_Data records_

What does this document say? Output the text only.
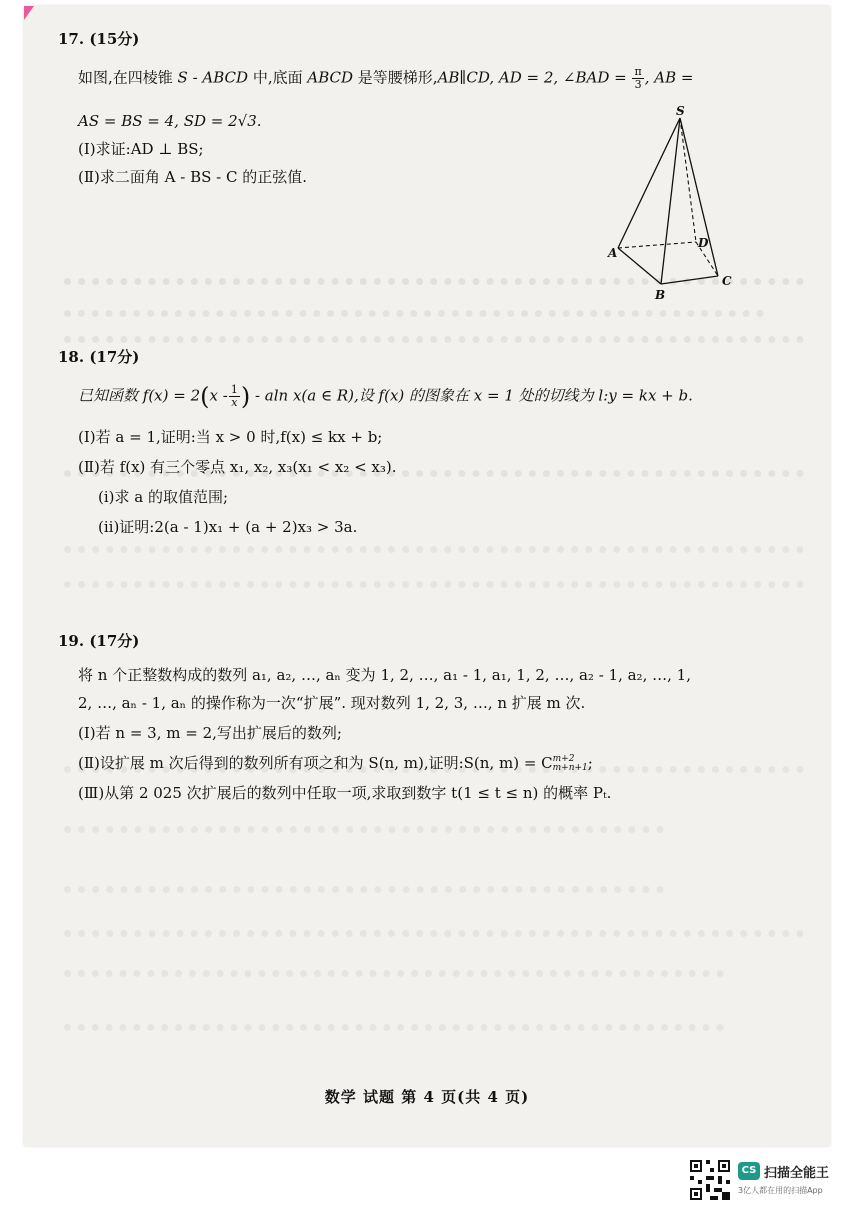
17. (15分)
如图,在四棱锥 S - ABCD 中,底面 ABCD 是等腰梯形,AB∥CD, AD = 2, ∠BAD = $\frac{\pi}{3}$ , AB =
AS = BS = 4, SD = 2√3.
(Ⅰ)求证:AD ⊥ BS;
(Ⅱ)求二面角 A - BS - C 的正弦值.
S
A
D
C
B
18. (17分)
已知函数 $f(x) = 2(x - \frac{1}{x}$ ) - aln x(a ∈ R),设 f(x) 的图象在 x = 1 处的切线为 l:y = kx + b.
(Ⅰ)若 a = 1,证明:当 x > 0 时,f(x) ≤ kx + b;
(Ⅱ)若 f(x) 有三个零点 x₁, x₂, x₃(x₁ < x₂ < x₃).
(ⅰ)求 a 的取值范围;
(ⅱ)证明:2(a - 1)x₁ + (a + 2)x₃ > 3a.
19. (17分)
将 n 个正整数构成的数列 a₁, a₂, …, aₙ 变为 1, 2, …, a₁ - 1, a₁, 1, 2, …, a₂ - 1, a₂, …, 1,
2, …, aₙ - 1, aₙ 的操作称为一次“扩展”. 现对数列 1, 2, 3, …, n 扩展 m 次.
(Ⅰ)若 n = 3, m = 2,写出扩展后的数列;
(Ⅱ)设扩展 m 次后得到的数列所有项之和为 S(n, m),证明:S(n, m) = C m+2
m+n+1 ;
(Ⅲ)从第 2 025 次扩展后的数列中任取一项,求取到数字 t(1 ≤ t ≤ n) 的概率 Pₜ.
数学 试题 第 4 页(共 4 页)
CS 扫描全能王
3亿人都在用的扫描App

_Work to be completed_
Leave out the pictures and print every line of the data exactly.

_Response_
What does this document say? Output the text only.
17. (15分)
如图,在四棱锥 S - ABCD 中,底面 ABCD 是等腰梯形,AB∥CD, AD = 2, ∠BAD = $\frac{\pi}{3}$ , AB =
AS = BS = 4, SD = 2√3.
(Ⅰ)求证:AD ⊥ BS;
(Ⅱ)求二面角 A - BS - C 的正弦值.
S
A
D
C
B
18. (17分)
已知函数 $f(x) = 2(x - \frac{1}{x}$ ) - aln x(a ∈ R),设 f(x) 的图象在 x = 1 处的切线为 l:y = kx + b.
(Ⅰ)若 a = 1,证明:当 x > 0 时,f(x) ≤ kx + b;
(Ⅱ)若 f(x) 有三个零点 x₁, x₂, x₃(x₁ < x₂ < x₃).
(ⅰ)求 a 的取值范围;
(ⅱ)证明:2(a - 1)x₁ + (a + 2)x₃ > 3a.
19. (17分)
将 n 个正整数构成的数列 a₁, a₂, …, aₙ 变为 1, 2, …, a₁ - 1, a₁, 1, 2, …, a₂ - 1, a₂, …, 1,
2, …, aₙ - 1, aₙ 的操作称为一次“扩展”. 现对数列 1, 2, 3, …, n 扩展 m 次.
(Ⅰ)若 n = 3, m = 2,写出扩展后的数列;
(Ⅱ)设扩展 m 次后得到的数列所有项之和为 S(n, m),证明:S(n, m) = C m+2
m+n+1 ;
(Ⅲ)从第 2 025 次扩展后的数列中任取一项,求取到数字 t(1 ≤ t ≤ n) 的概率 Pₜ.
数学 试题 第 4 页(共 4 页)
CS 扫描全能王
3亿人都在用的扫描App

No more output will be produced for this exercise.